#### [Task brief]
Images are excluded; otherwise, output every record exactly.

Recorded data
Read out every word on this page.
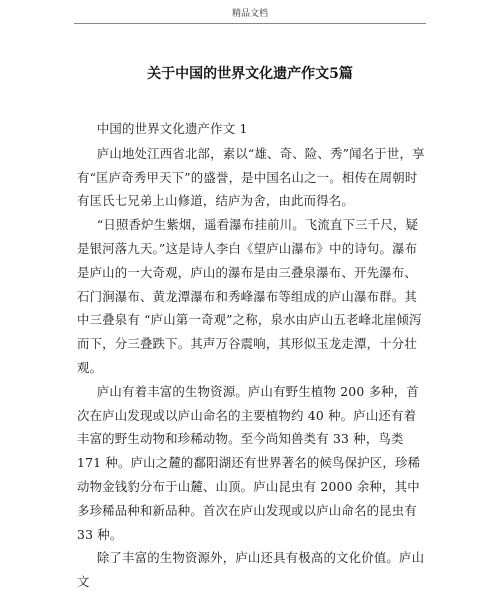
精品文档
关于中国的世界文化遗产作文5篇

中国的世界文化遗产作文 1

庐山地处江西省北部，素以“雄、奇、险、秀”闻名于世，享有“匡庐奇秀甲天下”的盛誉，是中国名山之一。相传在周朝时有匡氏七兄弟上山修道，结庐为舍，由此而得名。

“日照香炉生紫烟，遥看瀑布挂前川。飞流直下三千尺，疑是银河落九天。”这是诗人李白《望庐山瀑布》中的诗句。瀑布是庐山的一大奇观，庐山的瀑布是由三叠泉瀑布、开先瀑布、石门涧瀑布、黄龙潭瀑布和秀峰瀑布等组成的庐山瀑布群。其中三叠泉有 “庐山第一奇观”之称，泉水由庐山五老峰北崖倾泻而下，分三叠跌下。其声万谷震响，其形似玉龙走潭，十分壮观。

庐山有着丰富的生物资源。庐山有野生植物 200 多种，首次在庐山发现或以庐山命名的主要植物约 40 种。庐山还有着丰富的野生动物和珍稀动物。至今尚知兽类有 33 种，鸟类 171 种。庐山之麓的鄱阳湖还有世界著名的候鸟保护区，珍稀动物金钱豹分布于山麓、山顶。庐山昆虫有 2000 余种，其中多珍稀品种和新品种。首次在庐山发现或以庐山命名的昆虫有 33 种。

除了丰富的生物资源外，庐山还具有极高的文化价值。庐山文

#### [Task output]
Read out every word on this page.
精品文档
关于中国的世界文化遗产作文5篇

中国的世界文化遗产作文 1

庐山地处江西省北部，素以“雄、奇、险、秀”闻名于世，享有“匡庐奇秀甲天下”的盛誉，是中国名山之一。相传在周朝时有匡氏七兄弟上山修道，结庐为舍，由此而得名。

“日照香炉生紫烟，遥看瀑布挂前川。飞流直下三千尺，疑是银河落九天。”这是诗人李白《望庐山瀑布》中的诗句。瀑布是庐山的一大奇观，庐山的瀑布是由三叠泉瀑布、开先瀑布、石门涧瀑布、黄龙潭瀑布和秀峰瀑布等组成的庐山瀑布群。其中三叠泉有 “庐山第一奇观”之称，泉水由庐山五老峰北崖倾泻而下，分三叠跌下。其声万谷震响，其形似玉龙走潭，十分壮观。

庐山有着丰富的生物资源。庐山有野生植物 200 多种，首次在庐山发现或以庐山命名的主要植物约 40 种。庐山还有着丰富的野生动物和珍稀动物。至今尚知兽类有 33 种，鸟类 171 种。庐山之麓的鄱阳湖还有世界著名的候鸟保护区，珍稀动物金钱豹分布于山麓、山顶。庐山昆虫有 2000 余种，其中多珍稀品种和新品种。首次在庐山发现或以庐山命名的昆虫有 33 种。

除了丰富的生物资源外，庐山还具有极高的文化价值。庐山文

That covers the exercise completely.